## Requirements
Repeat all of the data precisely.

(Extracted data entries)

===

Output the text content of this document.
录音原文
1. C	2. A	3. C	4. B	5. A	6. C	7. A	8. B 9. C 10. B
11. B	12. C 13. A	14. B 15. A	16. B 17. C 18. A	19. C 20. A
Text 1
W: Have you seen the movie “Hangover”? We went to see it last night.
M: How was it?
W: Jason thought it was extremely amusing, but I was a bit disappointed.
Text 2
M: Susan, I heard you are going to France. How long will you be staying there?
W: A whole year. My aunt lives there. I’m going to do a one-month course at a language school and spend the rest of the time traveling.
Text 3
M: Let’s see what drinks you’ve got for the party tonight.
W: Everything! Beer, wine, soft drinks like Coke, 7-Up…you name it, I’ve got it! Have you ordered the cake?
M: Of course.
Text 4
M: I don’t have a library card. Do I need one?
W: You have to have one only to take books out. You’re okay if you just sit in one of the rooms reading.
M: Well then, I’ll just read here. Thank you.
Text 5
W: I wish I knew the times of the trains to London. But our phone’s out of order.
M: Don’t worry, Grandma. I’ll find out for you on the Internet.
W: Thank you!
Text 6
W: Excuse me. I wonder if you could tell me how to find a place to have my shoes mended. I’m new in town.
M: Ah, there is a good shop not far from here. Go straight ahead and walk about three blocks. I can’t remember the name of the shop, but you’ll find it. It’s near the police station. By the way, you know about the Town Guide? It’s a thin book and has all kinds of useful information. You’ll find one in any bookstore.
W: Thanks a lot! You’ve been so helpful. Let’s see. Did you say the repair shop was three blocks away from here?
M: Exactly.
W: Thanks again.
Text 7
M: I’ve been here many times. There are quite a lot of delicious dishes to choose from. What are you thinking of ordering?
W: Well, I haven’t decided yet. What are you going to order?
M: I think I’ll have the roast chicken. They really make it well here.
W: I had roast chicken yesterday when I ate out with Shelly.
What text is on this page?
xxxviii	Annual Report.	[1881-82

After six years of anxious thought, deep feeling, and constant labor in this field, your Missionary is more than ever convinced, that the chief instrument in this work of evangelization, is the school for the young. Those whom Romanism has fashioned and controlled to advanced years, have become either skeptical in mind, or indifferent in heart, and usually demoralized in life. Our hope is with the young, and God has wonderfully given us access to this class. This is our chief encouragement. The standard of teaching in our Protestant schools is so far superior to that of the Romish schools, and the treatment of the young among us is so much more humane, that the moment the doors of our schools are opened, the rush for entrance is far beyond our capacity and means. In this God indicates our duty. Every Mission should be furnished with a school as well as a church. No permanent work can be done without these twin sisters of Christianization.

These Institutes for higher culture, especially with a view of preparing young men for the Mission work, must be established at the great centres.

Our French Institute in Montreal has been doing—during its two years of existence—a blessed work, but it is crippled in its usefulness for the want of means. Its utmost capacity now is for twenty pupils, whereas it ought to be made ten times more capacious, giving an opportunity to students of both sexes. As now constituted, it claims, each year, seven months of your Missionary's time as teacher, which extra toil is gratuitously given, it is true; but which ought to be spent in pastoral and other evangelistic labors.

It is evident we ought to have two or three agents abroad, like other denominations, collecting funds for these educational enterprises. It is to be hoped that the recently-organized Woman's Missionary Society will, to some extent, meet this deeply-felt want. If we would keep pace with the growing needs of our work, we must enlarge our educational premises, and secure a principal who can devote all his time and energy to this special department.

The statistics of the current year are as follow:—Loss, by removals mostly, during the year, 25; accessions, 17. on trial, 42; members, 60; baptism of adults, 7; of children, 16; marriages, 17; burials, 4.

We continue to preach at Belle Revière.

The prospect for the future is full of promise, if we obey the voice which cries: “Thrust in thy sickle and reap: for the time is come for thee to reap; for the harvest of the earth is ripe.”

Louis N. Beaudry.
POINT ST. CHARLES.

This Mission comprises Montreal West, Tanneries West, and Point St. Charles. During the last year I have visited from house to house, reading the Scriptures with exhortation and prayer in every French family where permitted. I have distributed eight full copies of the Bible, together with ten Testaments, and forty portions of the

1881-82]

===

## Solved exercise
Output the text content of this document.
录音原文
1. C	2. A	3. C	4. B	5. A	6. C	7. A	8. B 9. C 10. B
11. B	12. C 13. A	14. B 15. A	16. B 17. C 18. A	19. C 20. A
Text 1
W: Have you seen the movie “Hangover”? We went to see it last night.
M: How was it?
W: Jason thought it was extremely amusing, but I was a bit disappointed.
Text 2
M: Susan, I heard you are going to France. How long will you be staying there?
W: A whole year. My aunt lives there. I’m going to do a one-month course at a language school and spend the rest of the time traveling.
Text 3
M: Let’s see what drinks you’ve got for the party tonight.
W: Everything! Beer, wine, soft drinks like Coke, 7-Up…you name it, I’ve got it! Have you ordered the cake?
M: Of course.
Text 4
M: I don’t have a library card. Do I need one?
W: You have to have one only to take books out. You’re okay if you just sit in one of the rooms reading.
M: Well then, I’ll just read here. Thank you.
Text 5
W: I wish I knew the times of the trains to London. But our phone’s out of order.
M: Don’t worry, Grandma. I’ll find out for you on the Internet.
W: Thank you!
Text 6
W: Excuse me. I wonder if you could tell me how to find a place to have my shoes mended. I’m new in town.
M: Ah, there is a good shop not far from here. Go straight ahead and walk about three blocks. I can’t remember the name of the shop, but you’ll find it. It’s near the police station. By the way, you know about the Town Guide? It’s a thin book and has all kinds of useful information. You’ll find one in any bookstore.
W: Thanks a lot! You’ve been so helpful. Let’s see. Did you say the repair shop was three blocks away from here?
M: Exactly.
W: Thanks again.
Text 7
M: I’ve been here many times. There are quite a lot of delicious dishes to choose from. What are you thinking of ordering?
W: Well, I haven’t decided yet. What are you going to order?
M: I think I’ll have the roast chicken. They really make it well here.
W: I had roast chicken yesterday when I ate out with Shelly.
What text is on this page?
xxxviii	Annual Report.	[1881-82

After six years of anxious thought, deep feeling, and constant labor in this field, your Missionary is more than ever convinced, that the chief instrument in this work of evangelization, is the school for the young. Those whom Romanism has fashioned and controlled to advanced years, have become either skeptical in mind, or indifferent in heart, and usually demoralized in life. Our hope is with the young, and God has wonderfully given us access to this class. This is our chief encouragement. The standard of teaching in our Protestant schools is so far superior to that of the Romish schools, and the treatment of the young among us is so much more humane, that the moment the doors of our schools are opened, the rush for entrance is far beyond our capacity and means. In this God indicates our duty. Every Mission should be furnished with a school as well as a church. No permanent work can be done without these twin sisters of Christianization.

These Institutes for higher culture, especially with a view of preparing young men for the Mission work, must be established at the great centres.

Our French Institute in Montreal has been doing—during its two years of existence—a blessed work, but it is crippled in its usefulness for the want of means. Its utmost capacity now is for twenty pupils, whereas it ought to be made ten times more capacious, giving an opportunity to students of both sexes. As now constituted, it claims, each year, seven months of your Missionary's time as teacher, which extra toil is gratuitously given, it is true; but which ought to be spent in pastoral and other evangelistic labors.

It is evident we ought to have two or three agents abroad, like other denominations, collecting funds for these educational enterprises. It is to be hoped that the recently-organized Woman's Missionary Society will, to some extent, meet this deeply-felt want. If we would keep pace with the growing needs of our work, we must enlarge our educational premises, and secure a principal who can devote all his time and energy to this special department.

The statistics of the current year are as follow:—Loss, by removals mostly, during the year, 25; accessions, 17. on trial, 42; members, 60; baptism of adults, 7; of children, 16; marriages, 17; burials, 4.

We continue to preach at Belle Revière.

The prospect for the future is full of promise, if we obey the voice which cries: “Thrust in thy sickle and reap: for the time is come for thee to reap; for the harvest of the earth is ripe.”

Louis N. Beaudry.
POINT ST. CHARLES.

This Mission comprises Montreal West, Tanneries West, and Point St. Charles. During the last year I have visited from house to house, reading the Scriptures with exhortation and prayer in every French family where permitted. I have distributed eight full copies of the Bible, together with ten Testaments, and forty portions of the

1881-82]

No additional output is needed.